*Directive:*
Copy each line below without leaving any out.

┄┄┄┄┄┄┄┄┄┄┄┄┄┄┄┄┄┄┄┄

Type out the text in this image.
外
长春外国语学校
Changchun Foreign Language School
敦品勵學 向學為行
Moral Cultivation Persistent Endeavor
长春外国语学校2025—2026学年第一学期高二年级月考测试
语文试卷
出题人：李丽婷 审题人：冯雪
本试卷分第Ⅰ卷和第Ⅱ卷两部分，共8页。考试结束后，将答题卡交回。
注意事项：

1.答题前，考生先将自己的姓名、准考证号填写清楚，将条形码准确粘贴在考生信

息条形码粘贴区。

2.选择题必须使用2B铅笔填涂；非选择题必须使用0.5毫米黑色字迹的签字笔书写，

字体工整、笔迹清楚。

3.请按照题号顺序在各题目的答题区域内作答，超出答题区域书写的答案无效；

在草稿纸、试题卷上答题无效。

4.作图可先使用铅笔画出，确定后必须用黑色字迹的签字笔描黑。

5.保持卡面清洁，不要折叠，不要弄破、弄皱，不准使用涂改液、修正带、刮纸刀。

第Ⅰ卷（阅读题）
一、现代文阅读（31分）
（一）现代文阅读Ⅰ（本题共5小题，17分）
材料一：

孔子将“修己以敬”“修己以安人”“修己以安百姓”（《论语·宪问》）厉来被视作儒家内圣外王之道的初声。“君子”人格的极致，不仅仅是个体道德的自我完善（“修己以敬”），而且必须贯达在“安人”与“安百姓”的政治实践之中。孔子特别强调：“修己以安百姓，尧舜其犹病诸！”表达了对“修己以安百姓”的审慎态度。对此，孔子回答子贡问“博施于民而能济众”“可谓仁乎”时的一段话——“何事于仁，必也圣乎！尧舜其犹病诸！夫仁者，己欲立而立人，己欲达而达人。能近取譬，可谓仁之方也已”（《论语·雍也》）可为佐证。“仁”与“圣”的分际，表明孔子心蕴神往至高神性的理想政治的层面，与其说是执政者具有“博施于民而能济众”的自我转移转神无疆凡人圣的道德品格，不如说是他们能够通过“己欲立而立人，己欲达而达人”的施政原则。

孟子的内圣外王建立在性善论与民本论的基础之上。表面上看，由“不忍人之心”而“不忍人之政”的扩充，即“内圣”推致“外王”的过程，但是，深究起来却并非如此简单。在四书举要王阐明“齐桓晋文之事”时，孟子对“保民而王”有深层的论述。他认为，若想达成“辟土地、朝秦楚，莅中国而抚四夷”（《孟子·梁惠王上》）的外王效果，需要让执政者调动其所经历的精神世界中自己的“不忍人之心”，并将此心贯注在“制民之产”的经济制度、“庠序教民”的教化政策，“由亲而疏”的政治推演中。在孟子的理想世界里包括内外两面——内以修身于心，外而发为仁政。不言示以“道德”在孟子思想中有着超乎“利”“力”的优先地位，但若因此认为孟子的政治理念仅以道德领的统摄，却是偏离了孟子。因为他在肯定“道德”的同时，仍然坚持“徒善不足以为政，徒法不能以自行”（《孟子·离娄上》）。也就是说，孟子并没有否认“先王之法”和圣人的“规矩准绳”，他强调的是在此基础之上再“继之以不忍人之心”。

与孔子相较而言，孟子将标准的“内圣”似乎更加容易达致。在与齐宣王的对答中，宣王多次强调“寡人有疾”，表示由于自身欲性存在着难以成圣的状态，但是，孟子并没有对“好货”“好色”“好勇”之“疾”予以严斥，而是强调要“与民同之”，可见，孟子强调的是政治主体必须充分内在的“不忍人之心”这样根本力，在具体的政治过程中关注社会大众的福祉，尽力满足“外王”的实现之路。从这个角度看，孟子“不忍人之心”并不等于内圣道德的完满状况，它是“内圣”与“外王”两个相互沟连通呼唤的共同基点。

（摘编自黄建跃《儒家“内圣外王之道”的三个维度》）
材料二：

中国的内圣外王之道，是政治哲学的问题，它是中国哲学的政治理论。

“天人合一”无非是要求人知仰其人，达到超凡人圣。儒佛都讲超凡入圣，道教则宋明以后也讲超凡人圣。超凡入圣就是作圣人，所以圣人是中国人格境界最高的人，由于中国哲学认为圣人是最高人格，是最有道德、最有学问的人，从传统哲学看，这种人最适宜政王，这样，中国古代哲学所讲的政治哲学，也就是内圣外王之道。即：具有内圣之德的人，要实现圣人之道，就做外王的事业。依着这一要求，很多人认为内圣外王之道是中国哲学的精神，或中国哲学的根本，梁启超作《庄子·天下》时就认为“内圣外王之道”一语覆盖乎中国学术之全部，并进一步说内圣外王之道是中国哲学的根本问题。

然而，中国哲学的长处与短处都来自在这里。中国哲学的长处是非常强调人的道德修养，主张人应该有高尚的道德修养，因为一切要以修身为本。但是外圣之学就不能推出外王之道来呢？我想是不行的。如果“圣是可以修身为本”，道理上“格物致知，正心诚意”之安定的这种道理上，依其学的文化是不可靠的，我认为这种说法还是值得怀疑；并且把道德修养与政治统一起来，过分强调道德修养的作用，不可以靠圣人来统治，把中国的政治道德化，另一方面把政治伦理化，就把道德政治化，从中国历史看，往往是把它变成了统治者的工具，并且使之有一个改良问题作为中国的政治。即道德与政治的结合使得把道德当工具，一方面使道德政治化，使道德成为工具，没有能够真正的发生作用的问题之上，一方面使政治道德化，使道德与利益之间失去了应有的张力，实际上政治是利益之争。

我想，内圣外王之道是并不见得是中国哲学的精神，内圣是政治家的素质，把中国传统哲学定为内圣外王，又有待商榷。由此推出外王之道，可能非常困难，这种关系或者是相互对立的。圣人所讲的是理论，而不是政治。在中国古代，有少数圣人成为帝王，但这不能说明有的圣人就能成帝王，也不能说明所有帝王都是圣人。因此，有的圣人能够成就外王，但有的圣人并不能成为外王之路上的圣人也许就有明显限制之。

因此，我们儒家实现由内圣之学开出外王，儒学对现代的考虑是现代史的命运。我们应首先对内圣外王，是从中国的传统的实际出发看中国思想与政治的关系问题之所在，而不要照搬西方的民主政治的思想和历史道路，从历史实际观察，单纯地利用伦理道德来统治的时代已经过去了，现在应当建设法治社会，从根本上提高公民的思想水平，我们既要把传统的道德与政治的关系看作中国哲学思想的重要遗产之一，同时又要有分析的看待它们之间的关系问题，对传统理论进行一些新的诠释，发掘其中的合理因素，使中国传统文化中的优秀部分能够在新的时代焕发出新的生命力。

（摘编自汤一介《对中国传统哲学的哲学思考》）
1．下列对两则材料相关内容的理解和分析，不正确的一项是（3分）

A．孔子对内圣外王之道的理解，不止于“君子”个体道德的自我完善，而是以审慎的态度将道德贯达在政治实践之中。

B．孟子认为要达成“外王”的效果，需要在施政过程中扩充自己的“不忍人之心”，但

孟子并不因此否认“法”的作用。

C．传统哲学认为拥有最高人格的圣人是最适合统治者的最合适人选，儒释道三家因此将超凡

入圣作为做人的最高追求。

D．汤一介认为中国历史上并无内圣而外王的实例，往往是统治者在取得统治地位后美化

┄┄┄┄┄┄┄┄┄┄┄┄┄┄┄┄┄┄┄┄

*Written response:*
Type out the text in this image.
外
长春外国语学校
Changchun Foreign Language School
敦品勵學 向學為行
Moral Cultivation Persistent Endeavor
长春外国语学校2025—2026学年第一学期高二年级月考测试
语文试卷
出题人：李丽婷 审题人：冯雪
本试卷分第Ⅰ卷和第Ⅱ卷两部分，共8页。考试结束后，将答题卡交回。
注意事项：

1.答题前，考生先将自己的姓名、准考证号填写清楚，将条形码准确粘贴在考生信

息条形码粘贴区。

2.选择题必须使用2B铅笔填涂；非选择题必须使用0.5毫米黑色字迹的签字笔书写，

字体工整、笔迹清楚。

3.请按照题号顺序在各题目的答题区域内作答，超出答题区域书写的答案无效；

在草稿纸、试题卷上答题无效。

4.作图可先使用铅笔画出，确定后必须用黑色字迹的签字笔描黑。

5.保持卡面清洁，不要折叠，不要弄破、弄皱，不准使用涂改液、修正带、刮纸刀。

第Ⅰ卷（阅读题）
一、现代文阅读（31分）
（一）现代文阅读Ⅰ（本题共5小题，17分）
材料一：

孔子将“修己以敬”“修己以安人”“修己以安百姓”（《论语·宪问》）厉来被视作儒家内圣外王之道的初声。“君子”人格的极致，不仅仅是个体道德的自我完善（“修己以敬”），而且必须贯达在“安人”与“安百姓”的政治实践之中。孔子特别强调：“修己以安百姓，尧舜其犹病诸！”表达了对“修己以安百姓”的审慎态度。对此，孔子回答子贡问“博施于民而能济众”“可谓仁乎”时的一段话——“何事于仁，必也圣乎！尧舜其犹病诸！夫仁者，己欲立而立人，己欲达而达人。能近取譬，可谓仁之方也已”（《论语·雍也》）可为佐证。“仁”与“圣”的分际，表明孔子心蕴神往至高神性的理想政治的层面，与其说是执政者具有“博施于民而能济众”的自我转移转神无疆凡人圣的道德品格，不如说是他们能够通过“己欲立而立人，己欲达而达人”的施政原则。

孟子的内圣外王建立在性善论与民本论的基础之上。表面上看，由“不忍人之心”而“不忍人之政”的扩充，即“内圣”推致“外王”的过程，但是，深究起来却并非如此简单。在四书举要王阐明“齐桓晋文之事”时，孟子对“保民而王”有深层的论述。他认为，若想达成“辟土地、朝秦楚，莅中国而抚四夷”（《孟子·梁惠王上》）的外王效果，需要让执政者调动其所经历的精神世界中自己的“不忍人之心”，并将此心贯注在“制民之产”的经济制度、“庠序教民”的教化政策，“由亲而疏”的政治推演中。在孟子的理想世界里包括内外两面——内以修身于心，外而发为仁政。不言示以“道德”在孟子思想中有着超乎“利”“力”的优先地位，但若因此认为孟子的政治理念仅以道德领的统摄，却是偏离了孟子。因为他在肯定“道德”的同时，仍然坚持“徒善不足以为政，徒法不能以自行”（《孟子·离娄上》）。也就是说，孟子并没有否认“先王之法”和圣人的“规矩准绳”，他强调的是在此基础之上再“继之以不忍人之心”。

与孔子相较而言，孟子将标准的“内圣”似乎更加容易达致。在与齐宣王的对答中，宣王多次强调“寡人有疾”，表示由于自身欲性存在着难以成圣的状态，但是，孟子并没有对“好货”“好色”“好勇”之“疾”予以严斥，而是强调要“与民同之”，可见，孟子强调的是政治主体必须充分内在的“不忍人之心”这样根本力，在具体的政治过程中关注社会大众的福祉，尽力满足“外王”的实现之路。从这个角度看，孟子“不忍人之心”并不等于内圣道德的完满状况，它是“内圣”与“外王”两个相互沟连通呼唤的共同基点。

（摘编自黄建跃《儒家“内圣外王之道”的三个维度》）
材料二：

中国的内圣外王之道，是政治哲学的问题，它是中国哲学的政治理论。

“天人合一”无非是要求人知仰其人，达到超凡人圣。儒佛都讲超凡入圣，道教则宋明以后也讲超凡人圣。超凡入圣就是作圣人，所以圣人是中国人格境界最高的人，由于中国哲学认为圣人是最高人格，是最有道德、最有学问的人，从传统哲学看，这种人最适宜政王，这样，中国古代哲学所讲的政治哲学，也就是内圣外王之道。即：具有内圣之德的人，要实现圣人之道，就做外王的事业。依着这一要求，很多人认为内圣外王之道是中国哲学的精神，或中国哲学的根本，梁启超作《庄子·天下》时就认为“内圣外王之道”一语覆盖乎中国学术之全部，并进一步说内圣外王之道是中国哲学的根本问题。

然而，中国哲学的长处与短处都来自在这里。中国哲学的长处是非常强调人的道德修养，主张人应该有高尚的道德修养，因为一切要以修身为本。但是外圣之学就不能推出外王之道来呢？我想是不行的。如果“圣是可以修身为本”，道理上“格物致知，正心诚意”之安定的这种道理上，依其学的文化是不可靠的，我认为这种说法还是值得怀疑；并且把道德修养与政治统一起来，过分强调道德修养的作用，不可以靠圣人来统治，把中国的政治道德化，另一方面把政治伦理化，就把道德政治化，从中国历史看，往往是把它变成了统治者的工具，并且使之有一个改良问题作为中国的政治。即道德与政治的结合使得把道德当工具，一方面使道德政治化，使道德成为工具，没有能够真正的发生作用的问题之上，一方面使政治道德化，使道德与利益之间失去了应有的张力，实际上政治是利益之争。

我想，内圣外王之道是并不见得是中国哲学的精神，内圣是政治家的素质，把中国传统哲学定为内圣外王，又有待商榷。由此推出外王之道，可能非常困难，这种关系或者是相互对立的。圣人所讲的是理论，而不是政治。在中国古代，有少数圣人成为帝王，但这不能说明有的圣人就能成帝王，也不能说明所有帝王都是圣人。因此，有的圣人能够成就外王，但有的圣人并不能成为外王之路上的圣人也许就有明显限制之。

因此，我们儒家实现由内圣之学开出外王，儒学对现代的考虑是现代史的命运。我们应首先对内圣外王，是从中国的传统的实际出发看中国思想与政治的关系问题之所在，而不要照搬西方的民主政治的思想和历史道路，从历史实际观察，单纯地利用伦理道德来统治的时代已经过去了，现在应当建设法治社会，从根本上提高公民的思想水平，我们既要把传统的道德与政治的关系看作中国哲学思想的重要遗产之一，同时又要有分析的看待它们之间的关系问题，对传统理论进行一些新的诠释，发掘其中的合理因素，使中国传统文化中的优秀部分能够在新的时代焕发出新的生命力。

（摘编自汤一介《对中国传统哲学的哲学思考》）
1．下列对两则材料相关内容的理解和分析，不正确的一项是（3分）

A．孔子对内圣外王之道的理解，不止于“君子”个体道德的自我完善，而是以审慎的态度将道德贯达在政治实践之中。

B．孟子认为要达成“外王”的效果，需要在施政过程中扩充自己的“不忍人之心”，但

孟子并不因此否认“法”的作用。

C．传统哲学认为拥有最高人格的圣人是最适合统治者的最合适人选，儒释道三家因此将超凡

入圣作为做人的最高追求。

D．汤一介认为中国历史上并无内圣而外王的实例，往往是统治者在取得统治地位后美化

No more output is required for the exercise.